#### [What you have to do]
Show each line that has the string "Training" in it.

#### [Supplied data]
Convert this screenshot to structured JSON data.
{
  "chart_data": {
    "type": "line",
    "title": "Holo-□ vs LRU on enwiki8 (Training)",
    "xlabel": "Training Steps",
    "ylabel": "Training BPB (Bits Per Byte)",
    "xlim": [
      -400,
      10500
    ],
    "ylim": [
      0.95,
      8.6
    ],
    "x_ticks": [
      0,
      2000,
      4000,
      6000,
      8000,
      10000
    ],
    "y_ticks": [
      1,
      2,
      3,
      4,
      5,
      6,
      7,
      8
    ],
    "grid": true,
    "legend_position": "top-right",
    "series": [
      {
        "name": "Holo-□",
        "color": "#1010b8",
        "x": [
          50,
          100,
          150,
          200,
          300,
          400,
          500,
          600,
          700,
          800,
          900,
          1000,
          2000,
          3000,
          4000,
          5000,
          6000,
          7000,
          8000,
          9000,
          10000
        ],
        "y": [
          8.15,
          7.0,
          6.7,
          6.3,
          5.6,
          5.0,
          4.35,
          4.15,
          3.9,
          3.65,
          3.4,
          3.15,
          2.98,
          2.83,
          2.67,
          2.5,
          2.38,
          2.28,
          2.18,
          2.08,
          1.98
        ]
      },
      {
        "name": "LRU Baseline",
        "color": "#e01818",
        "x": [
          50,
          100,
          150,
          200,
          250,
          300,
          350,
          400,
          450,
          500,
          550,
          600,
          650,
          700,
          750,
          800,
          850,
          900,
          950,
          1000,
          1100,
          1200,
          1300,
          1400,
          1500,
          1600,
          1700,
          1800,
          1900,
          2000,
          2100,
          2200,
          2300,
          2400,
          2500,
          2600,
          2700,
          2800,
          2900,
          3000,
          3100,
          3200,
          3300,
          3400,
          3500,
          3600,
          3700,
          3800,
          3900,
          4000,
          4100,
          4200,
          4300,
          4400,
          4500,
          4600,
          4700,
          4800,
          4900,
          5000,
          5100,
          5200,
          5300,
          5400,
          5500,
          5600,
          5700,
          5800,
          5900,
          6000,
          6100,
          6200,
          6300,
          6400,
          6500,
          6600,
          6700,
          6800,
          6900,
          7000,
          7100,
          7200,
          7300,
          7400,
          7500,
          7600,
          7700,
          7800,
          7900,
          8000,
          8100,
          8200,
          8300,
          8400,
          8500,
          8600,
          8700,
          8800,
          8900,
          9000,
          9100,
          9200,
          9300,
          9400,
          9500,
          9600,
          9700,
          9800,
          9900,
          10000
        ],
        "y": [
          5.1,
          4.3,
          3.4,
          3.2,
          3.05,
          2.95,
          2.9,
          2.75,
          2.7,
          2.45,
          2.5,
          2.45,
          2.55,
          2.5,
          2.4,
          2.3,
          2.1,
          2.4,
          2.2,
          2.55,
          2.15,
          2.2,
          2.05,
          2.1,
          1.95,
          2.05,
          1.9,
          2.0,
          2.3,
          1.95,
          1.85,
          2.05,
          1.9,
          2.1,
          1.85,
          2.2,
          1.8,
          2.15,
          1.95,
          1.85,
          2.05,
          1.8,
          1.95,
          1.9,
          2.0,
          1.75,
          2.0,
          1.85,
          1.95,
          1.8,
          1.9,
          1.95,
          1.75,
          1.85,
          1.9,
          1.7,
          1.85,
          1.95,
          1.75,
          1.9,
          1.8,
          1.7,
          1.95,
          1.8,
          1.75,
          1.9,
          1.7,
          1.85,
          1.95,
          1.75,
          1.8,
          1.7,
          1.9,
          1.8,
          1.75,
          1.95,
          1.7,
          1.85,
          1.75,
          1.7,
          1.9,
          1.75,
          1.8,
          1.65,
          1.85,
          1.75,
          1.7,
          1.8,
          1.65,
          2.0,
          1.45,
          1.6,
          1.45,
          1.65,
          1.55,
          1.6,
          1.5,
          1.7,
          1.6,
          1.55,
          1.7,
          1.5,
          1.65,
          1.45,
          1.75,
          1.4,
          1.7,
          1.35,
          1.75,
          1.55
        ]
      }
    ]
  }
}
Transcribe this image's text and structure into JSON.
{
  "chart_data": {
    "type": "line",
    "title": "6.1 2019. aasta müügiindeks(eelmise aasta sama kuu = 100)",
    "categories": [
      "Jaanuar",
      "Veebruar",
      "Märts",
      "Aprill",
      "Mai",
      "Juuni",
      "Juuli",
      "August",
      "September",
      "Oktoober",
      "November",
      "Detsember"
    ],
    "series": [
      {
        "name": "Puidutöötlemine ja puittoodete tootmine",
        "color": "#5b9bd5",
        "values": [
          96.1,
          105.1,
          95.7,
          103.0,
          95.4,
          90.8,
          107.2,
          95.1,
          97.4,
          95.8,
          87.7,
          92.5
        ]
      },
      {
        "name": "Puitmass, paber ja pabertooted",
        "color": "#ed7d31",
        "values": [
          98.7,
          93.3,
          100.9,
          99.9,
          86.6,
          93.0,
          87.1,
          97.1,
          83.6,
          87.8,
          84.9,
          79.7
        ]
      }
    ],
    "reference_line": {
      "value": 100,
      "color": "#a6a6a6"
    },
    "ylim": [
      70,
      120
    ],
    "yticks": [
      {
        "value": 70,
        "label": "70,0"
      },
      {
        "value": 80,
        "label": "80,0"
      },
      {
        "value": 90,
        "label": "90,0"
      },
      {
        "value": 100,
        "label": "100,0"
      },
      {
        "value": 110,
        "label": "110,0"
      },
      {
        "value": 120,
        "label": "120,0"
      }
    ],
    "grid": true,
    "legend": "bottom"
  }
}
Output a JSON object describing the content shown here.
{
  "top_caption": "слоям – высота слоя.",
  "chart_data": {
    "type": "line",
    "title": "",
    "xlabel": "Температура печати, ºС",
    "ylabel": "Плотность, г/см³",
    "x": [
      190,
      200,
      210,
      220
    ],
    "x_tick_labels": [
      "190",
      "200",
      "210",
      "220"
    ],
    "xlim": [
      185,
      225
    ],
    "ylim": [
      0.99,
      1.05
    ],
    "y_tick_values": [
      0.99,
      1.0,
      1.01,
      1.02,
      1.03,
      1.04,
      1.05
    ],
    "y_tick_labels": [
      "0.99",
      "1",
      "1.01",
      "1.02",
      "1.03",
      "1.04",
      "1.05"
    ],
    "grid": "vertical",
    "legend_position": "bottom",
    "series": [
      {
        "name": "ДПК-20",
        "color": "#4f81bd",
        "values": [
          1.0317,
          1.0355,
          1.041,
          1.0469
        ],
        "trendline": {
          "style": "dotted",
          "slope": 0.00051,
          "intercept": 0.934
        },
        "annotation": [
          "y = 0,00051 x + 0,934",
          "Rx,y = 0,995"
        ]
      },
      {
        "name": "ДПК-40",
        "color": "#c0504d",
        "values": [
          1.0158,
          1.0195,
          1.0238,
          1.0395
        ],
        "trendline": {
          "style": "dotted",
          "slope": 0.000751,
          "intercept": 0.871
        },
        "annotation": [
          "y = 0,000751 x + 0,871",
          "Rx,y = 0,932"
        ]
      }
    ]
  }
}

#### [Exercise output]
    "title": "Holo-□ vs LRU on enwiki8 (Training)",
    "xlabel": "Training Steps",
    "ylabel": "Training BPB (Bits Per Byte)",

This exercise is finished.